# [Task to carry out]
Give the entries back exactly, dropping each image.
— BEGIN Dataset extract —
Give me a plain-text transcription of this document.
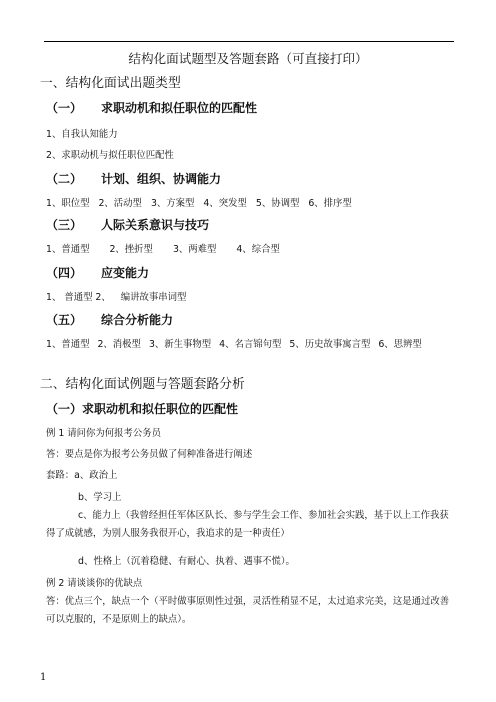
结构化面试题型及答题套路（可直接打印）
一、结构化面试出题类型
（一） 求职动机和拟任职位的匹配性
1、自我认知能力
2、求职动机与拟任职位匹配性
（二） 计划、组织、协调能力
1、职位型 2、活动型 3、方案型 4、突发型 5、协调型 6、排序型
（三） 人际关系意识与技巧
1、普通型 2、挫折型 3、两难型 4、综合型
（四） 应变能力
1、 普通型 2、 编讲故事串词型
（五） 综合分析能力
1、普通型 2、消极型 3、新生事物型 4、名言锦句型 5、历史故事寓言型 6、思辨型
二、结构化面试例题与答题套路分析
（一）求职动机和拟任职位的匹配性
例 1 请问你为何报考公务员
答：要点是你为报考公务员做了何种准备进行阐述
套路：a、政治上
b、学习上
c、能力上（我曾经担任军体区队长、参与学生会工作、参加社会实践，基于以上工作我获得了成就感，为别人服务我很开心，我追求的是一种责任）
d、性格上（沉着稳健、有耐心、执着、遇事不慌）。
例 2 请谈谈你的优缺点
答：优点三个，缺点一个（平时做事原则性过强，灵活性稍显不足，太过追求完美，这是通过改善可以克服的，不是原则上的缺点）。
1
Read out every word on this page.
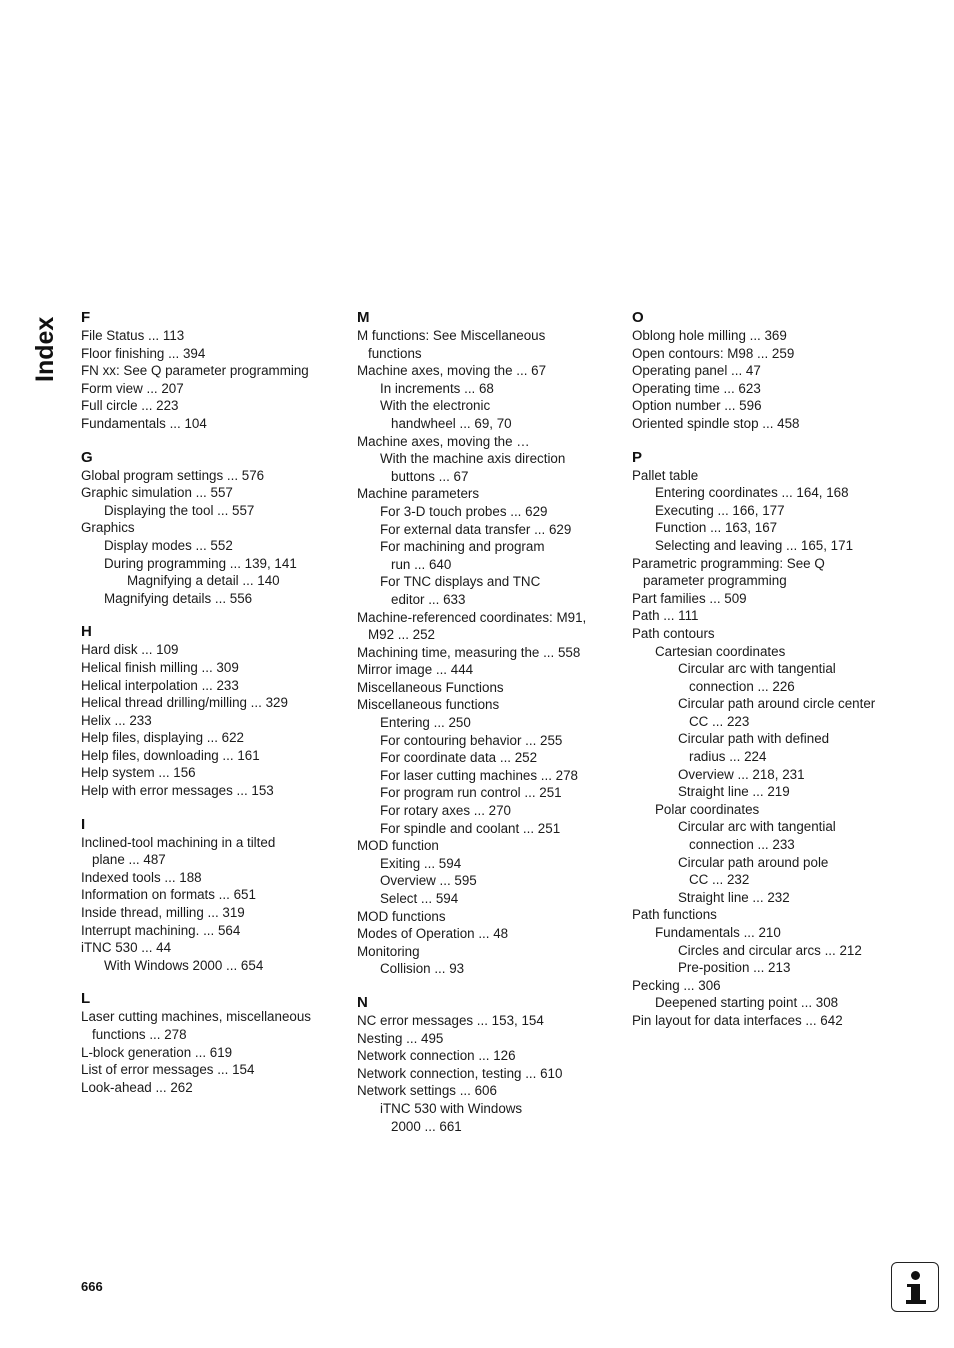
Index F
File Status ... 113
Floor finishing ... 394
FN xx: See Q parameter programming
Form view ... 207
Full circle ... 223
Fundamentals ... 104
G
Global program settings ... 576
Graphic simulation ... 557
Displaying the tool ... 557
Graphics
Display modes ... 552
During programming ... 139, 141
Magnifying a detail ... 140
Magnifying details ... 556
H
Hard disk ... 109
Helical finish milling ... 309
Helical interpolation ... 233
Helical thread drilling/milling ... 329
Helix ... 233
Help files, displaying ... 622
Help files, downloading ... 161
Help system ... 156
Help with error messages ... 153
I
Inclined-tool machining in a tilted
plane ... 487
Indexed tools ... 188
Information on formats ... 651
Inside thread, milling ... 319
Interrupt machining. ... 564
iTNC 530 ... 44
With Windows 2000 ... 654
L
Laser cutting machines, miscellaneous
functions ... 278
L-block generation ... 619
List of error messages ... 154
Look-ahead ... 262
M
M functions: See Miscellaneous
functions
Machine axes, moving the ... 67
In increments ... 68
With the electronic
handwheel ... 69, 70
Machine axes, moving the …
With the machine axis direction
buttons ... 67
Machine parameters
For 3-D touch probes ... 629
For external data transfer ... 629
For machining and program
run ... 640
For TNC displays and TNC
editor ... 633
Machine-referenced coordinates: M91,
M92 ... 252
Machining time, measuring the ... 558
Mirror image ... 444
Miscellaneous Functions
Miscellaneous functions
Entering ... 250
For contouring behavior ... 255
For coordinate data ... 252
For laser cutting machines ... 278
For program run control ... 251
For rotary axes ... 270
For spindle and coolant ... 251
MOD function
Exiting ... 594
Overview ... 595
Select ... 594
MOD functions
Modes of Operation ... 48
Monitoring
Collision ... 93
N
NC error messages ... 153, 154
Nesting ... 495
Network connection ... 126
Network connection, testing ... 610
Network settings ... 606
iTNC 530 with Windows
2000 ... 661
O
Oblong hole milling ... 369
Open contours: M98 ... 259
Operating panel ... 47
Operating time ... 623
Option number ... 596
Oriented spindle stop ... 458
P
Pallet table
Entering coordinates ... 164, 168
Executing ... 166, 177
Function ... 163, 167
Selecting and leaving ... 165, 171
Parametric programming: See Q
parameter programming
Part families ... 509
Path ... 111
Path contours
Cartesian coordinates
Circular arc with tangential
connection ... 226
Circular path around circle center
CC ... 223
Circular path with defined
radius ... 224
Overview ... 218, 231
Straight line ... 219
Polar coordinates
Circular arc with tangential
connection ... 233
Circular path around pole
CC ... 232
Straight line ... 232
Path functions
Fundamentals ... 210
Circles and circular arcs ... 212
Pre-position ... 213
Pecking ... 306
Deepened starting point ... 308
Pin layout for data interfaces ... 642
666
— END Dataset extract —
# [Response to this exercise]
Give me a plain-text transcription of this document.
结构化面试题型及答题套路（可直接打印）
一、结构化面试出题类型
（一） 求职动机和拟任职位的匹配性
1、自我认知能力
2、求职动机与拟任职位匹配性
（二） 计划、组织、协调能力
1、职位型 2、活动型 3、方案型 4、突发型 5、协调型 6、排序型
（三） 人际关系意识与技巧
1、普通型 2、挫折型 3、两难型 4、综合型
（四） 应变能力
1、 普通型 2、 编讲故事串词型
（五） 综合分析能力
1、普通型 2、消极型 3、新生事物型 4、名言锦句型 5、历史故事寓言型 6、思辨型
二、结构化面试例题与答题套路分析
（一）求职动机和拟任职位的匹配性
例 1 请问你为何报考公务员
答：要点是你为报考公务员做了何种准备进行阐述
套路：a、政治上
b、学习上
c、能力上（我曾经担任军体区队长、参与学生会工作、参加社会实践，基于以上工作我获得了成就感，为别人服务我很开心，我追求的是一种责任）
d、性格上（沉着稳健、有耐心、执着、遇事不慌）。
例 2 请谈谈你的优缺点
答：优点三个，缺点一个（平时做事原则性过强，灵活性稍显不足，太过追求完美，这是通过改善可以克服的，不是原则上的缺点）。
1
Read out every word on this page.
Index F
File Status ... 113
Floor finishing ... 394
FN xx: See Q parameter programming
Form view ... 207
Full circle ... 223
Fundamentals ... 104
G
Global program settings ... 576
Graphic simulation ... 557
Displaying the tool ... 557
Graphics
Display modes ... 552
During programming ... 139, 141
Magnifying a detail ... 140
Magnifying details ... 556
H
Hard disk ... 109
Helical finish milling ... 309
Helical interpolation ... 233
Helical thread drilling/milling ... 329
Helix ... 233
Help files, displaying ... 622
Help files, downloading ... 161
Help system ... 156
Help with error messages ... 153
I
Inclined-tool machining in a tilted
plane ... 487
Indexed tools ... 188
Information on formats ... 651
Inside thread, milling ... 319
Interrupt machining. ... 564
iTNC 530 ... 44
With Windows 2000 ... 654
L
Laser cutting machines, miscellaneous
functions ... 278
L-block generation ... 619
List of error messages ... 154
Look-ahead ... 262
M
M functions: See Miscellaneous
functions
Machine axes, moving the ... 67
In increments ... 68
With the electronic
handwheel ... 69, 70
Machine axes, moving the …
With the machine axis direction
buttons ... 67
Machine parameters
For 3-D touch probes ... 629
For external data transfer ... 629
For machining and program
run ... 640
For TNC displays and TNC
editor ... 633
Machine-referenced coordinates: M91,
M92 ... 252
Machining time, measuring the ... 558
Mirror image ... 444
Miscellaneous Functions
Miscellaneous functions
Entering ... 250
For contouring behavior ... 255
For coordinate data ... 252
For laser cutting machines ... 278
For program run control ... 251
For rotary axes ... 270
For spindle and coolant ... 251
MOD function
Exiting ... 594
Overview ... 595
Select ... 594
MOD functions
Modes of Operation ... 48
Monitoring
Collision ... 93
N
NC error messages ... 153, 154
Nesting ... 495
Network connection ... 126
Network connection, testing ... 610
Network settings ... 606
iTNC 530 with Windows
2000 ... 661
O
Oblong hole milling ... 369
Open contours: M98 ... 259
Operating panel ... 47
Operating time ... 623
Option number ... 596
Oriented spindle stop ... 458
P
Pallet table
Entering coordinates ... 164, 168
Executing ... 166, 177
Function ... 163, 167
Selecting and leaving ... 165, 171
Parametric programming: See Q
parameter programming
Part families ... 509
Path ... 111
Path contours
Cartesian coordinates
Circular arc with tangential
connection ... 226
Circular path around circle center
CC ... 223
Circular path with defined
radius ... 224
Overview ... 218, 231
Straight line ... 219
Polar coordinates
Circular arc with tangential
connection ... 233
Circular path around pole
CC ... 232
Straight line ... 232
Path functions
Fundamentals ... 210
Circles and circular arcs ... 212
Pre-position ... 213
Pecking ... 306
Deepened starting point ... 308
Pin layout for data interfaces ... 642
666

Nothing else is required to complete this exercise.